▶ **PROBLEM DESCRIPTION**:
Quote the records beneath, complete and exact. Leave out images.

-------- RECORDED DATA --------

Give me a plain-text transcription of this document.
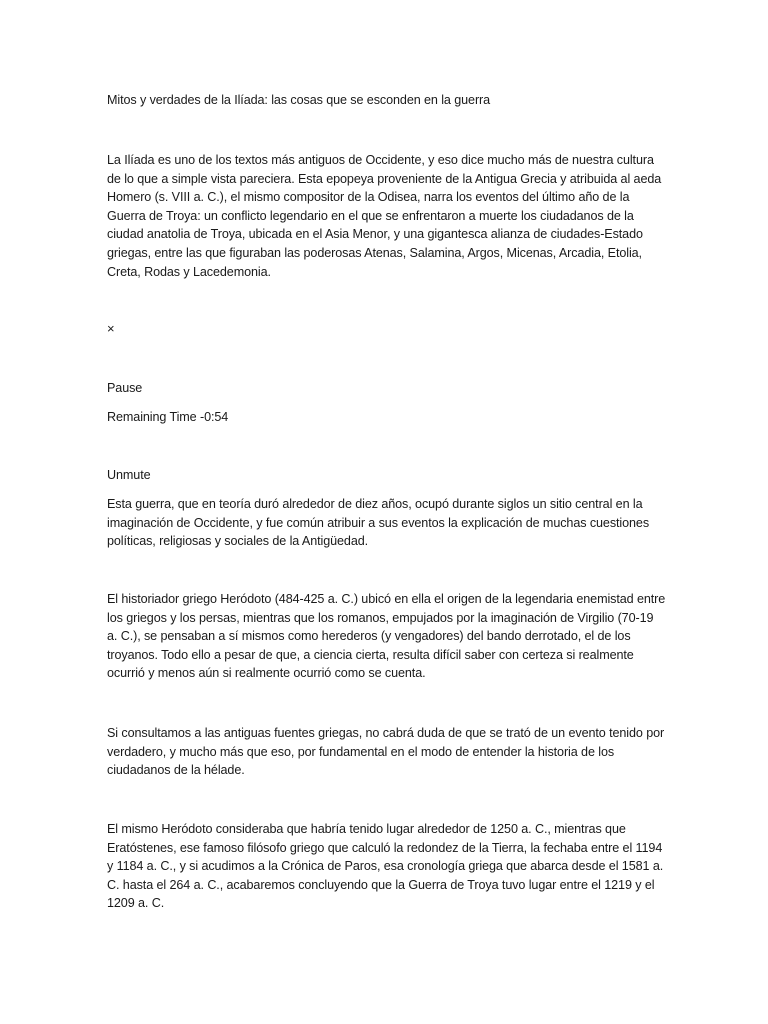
Mitos y verdades de la Ilíada: las cosas que se esconden en la guerra

La Ilíada es uno de los textos más antiguos de Occidente, y eso dice mucho más de nuestra cultura de lo que a simple vista pareciera. Esta epopeya proveniente de la Antigua Grecia y atribuida al aeda Homero (s. VIII a. C.), el mismo compositor de la Odisea, narra los eventos del último año de la Guerra de Troya: un conflicto legendario en el que se enfrentaron a muerte los ciudadanos de la ciudad anatolia de Troya, ubicada en el Asia Menor, y una gigantesca alianza de ciudades-Estado griegas, entre las que figuraban las poderosas Atenas, Salamina, Argos, Micenas, Arcadia, Etolia, Creta, Rodas y Lacedemonia.

×
Pause
Remaining Time -0:54
Unmute

Esta guerra, que en teoría duró alrededor de diez años, ocupó durante siglos un sitio central en la imaginación de Occidente, y fue común atribuir a sus eventos la explicación de muchas cuestiones políticas, religiosas y sociales de la Antigüedad.

El historiador griego Heródoto (484-425 a. C.) ubicó en ella el origen de la legendaria enemistad entre los griegos y los persas, mientras que los romanos, empujados por la imaginación de Virgilio (70-19 a. C.), se pensaban a sí mismos como herederos (y vengadores) del bando derrotado, el de los troyanos. Todo ello a pesar de que, a ciencia cierta, resulta difícil saber con certeza si realmente ocurrió y menos aún si realmente ocurrió como se cuenta.

Si consultamos a las antiguas fuentes griegas, no cabrá duda de que se trató de un evento tenido por verdadero, y mucho más que eso, por fundamental en el modo de entender la historia de los ciudadanos de la hélade.

El mismo Heródoto consideraba que habría tenido lugar alrededor de 1250 a. C., mientras que Eratóstenes, ese famoso filósofo griego que calculó la redondez de la Tierra, la fechaba entre el 1194 y 1184 a. C., y si acudimos a la Crónica de Paros, esa cronología griega que abarca desde el 1581 a. C. hasta el 264 a. C., acabaremos concluyendo que la Guerra de Troya tuvo lugar entre el 1219 y el 1209 a. C.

--------

▶ **TASK ANSWER**:
Give me a plain-text transcription of this document.
Mitos y verdades de la Ilíada: las cosas que se esconden en la guerra

La Ilíada es uno de los textos más antiguos de Occidente, y eso dice mucho más de nuestra cultura de lo que a simple vista pareciera. Esta epopeya proveniente de la Antigua Grecia y atribuida al aeda Homero (s. VIII a. C.), el mismo compositor de la Odisea, narra los eventos del último año de la Guerra de Troya: un conflicto legendario en el que se enfrentaron a muerte los ciudadanos de la ciudad anatolia de Troya, ubicada en el Asia Menor, y una gigantesca alianza de ciudades-Estado griegas, entre las que figuraban las poderosas Atenas, Salamina, Argos, Micenas, Arcadia, Etolia, Creta, Rodas y Lacedemonia.

×
Pause
Remaining Time -0:54
Unmute

Esta guerra, que en teoría duró alrededor de diez años, ocupó durante siglos un sitio central en la imaginación de Occidente, y fue común atribuir a sus eventos la explicación de muchas cuestiones políticas, religiosas y sociales de la Antigüedad.

El historiador griego Heródoto (484-425 a. C.) ubicó en ella el origen de la legendaria enemistad entre los griegos y los persas, mientras que los romanos, empujados por la imaginación de Virgilio (70-19 a. C.), se pensaban a sí mismos como herederos (y vengadores) del bando derrotado, el de los troyanos. Todo ello a pesar de que, a ciencia cierta, resulta difícil saber con certeza si realmente ocurrió y menos aún si realmente ocurrió como se cuenta.

Si consultamos a las antiguas fuentes griegas, no cabrá duda de que se trató de un evento tenido por verdadero, y mucho más que eso, por fundamental en el modo de entender la historia de los ciudadanos de la hélade.

El mismo Heródoto consideraba que habría tenido lugar alrededor de 1250 a. C., mientras que Eratóstenes, ese famoso filósofo griego que calculó la redondez de la Tierra, la fechaba entre el 1194 y 1184 a. C., y si acudimos a la Crónica de Paros, esa cronología griega que abarca desde el 1581 a. C. hasta el 264 a. C., acabaremos concluyendo que la Guerra de Troya tuvo lugar entre el 1219 y el 1209 a. C.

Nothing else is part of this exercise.